Supplied entries ->
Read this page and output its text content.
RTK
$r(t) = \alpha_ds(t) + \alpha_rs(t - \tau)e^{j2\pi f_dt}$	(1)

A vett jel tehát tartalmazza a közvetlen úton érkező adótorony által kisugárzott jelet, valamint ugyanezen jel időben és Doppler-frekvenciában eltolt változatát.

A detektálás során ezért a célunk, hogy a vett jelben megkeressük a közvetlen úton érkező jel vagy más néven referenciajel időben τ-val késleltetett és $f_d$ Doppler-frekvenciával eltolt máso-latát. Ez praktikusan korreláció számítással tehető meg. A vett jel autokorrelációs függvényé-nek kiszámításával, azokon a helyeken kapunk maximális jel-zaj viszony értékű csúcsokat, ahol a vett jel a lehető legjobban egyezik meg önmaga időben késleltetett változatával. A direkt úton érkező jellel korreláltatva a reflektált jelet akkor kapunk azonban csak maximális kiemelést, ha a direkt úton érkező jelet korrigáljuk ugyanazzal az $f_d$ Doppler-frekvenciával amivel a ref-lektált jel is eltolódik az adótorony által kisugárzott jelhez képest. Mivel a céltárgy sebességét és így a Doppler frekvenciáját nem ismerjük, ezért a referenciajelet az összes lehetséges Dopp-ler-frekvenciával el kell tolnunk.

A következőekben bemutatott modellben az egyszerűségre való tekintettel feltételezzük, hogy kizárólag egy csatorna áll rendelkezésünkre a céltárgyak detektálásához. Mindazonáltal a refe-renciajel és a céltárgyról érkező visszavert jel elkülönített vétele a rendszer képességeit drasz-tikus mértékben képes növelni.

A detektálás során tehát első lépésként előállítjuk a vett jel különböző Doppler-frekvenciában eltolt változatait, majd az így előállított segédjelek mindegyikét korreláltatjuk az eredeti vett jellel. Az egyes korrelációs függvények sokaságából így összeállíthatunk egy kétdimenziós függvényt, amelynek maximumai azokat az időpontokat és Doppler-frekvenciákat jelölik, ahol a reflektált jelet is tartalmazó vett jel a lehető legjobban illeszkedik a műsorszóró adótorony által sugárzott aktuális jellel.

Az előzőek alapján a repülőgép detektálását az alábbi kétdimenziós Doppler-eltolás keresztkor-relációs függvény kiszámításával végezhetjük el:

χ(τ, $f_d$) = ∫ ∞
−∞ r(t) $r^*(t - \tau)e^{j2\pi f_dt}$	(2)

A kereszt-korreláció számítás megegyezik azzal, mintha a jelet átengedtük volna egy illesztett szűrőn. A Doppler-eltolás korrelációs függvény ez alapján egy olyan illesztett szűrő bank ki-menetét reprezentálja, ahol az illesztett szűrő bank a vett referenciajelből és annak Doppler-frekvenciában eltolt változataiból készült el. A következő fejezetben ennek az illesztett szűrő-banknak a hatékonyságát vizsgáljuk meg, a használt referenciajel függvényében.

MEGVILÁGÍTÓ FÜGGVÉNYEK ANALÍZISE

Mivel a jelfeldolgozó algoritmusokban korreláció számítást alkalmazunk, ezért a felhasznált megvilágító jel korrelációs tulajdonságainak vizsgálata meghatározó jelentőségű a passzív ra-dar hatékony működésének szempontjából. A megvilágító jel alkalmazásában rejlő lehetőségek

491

Set task ->
Return every line holding the word "eltolás" from the records.

Task result ->
Az előzőek alapján a repülőgép detektálását az alábbi kétdimenziós Doppler-eltolás keresztkor-relációs függvény kiszámításával végezhetjük el:
A kereszt-korreláció számítás megegyezik azzal, mintha a jelet átengedtük volna egy illesztett szűrőn. A Doppler-eltolás korrelációs függvény ez alapján egy olyan illesztett szűrő bank ki-menetét reprezentálja, ahol az illesztett szűrő bank a vett referenciajelből és annak Doppler-frekvenciában eltolt változataiból készült el. A következő fejezetben ennek az illesztett szűrő-banknak a hatékonyságát vizsgáljuk meg, a használt referenciajel függvényében.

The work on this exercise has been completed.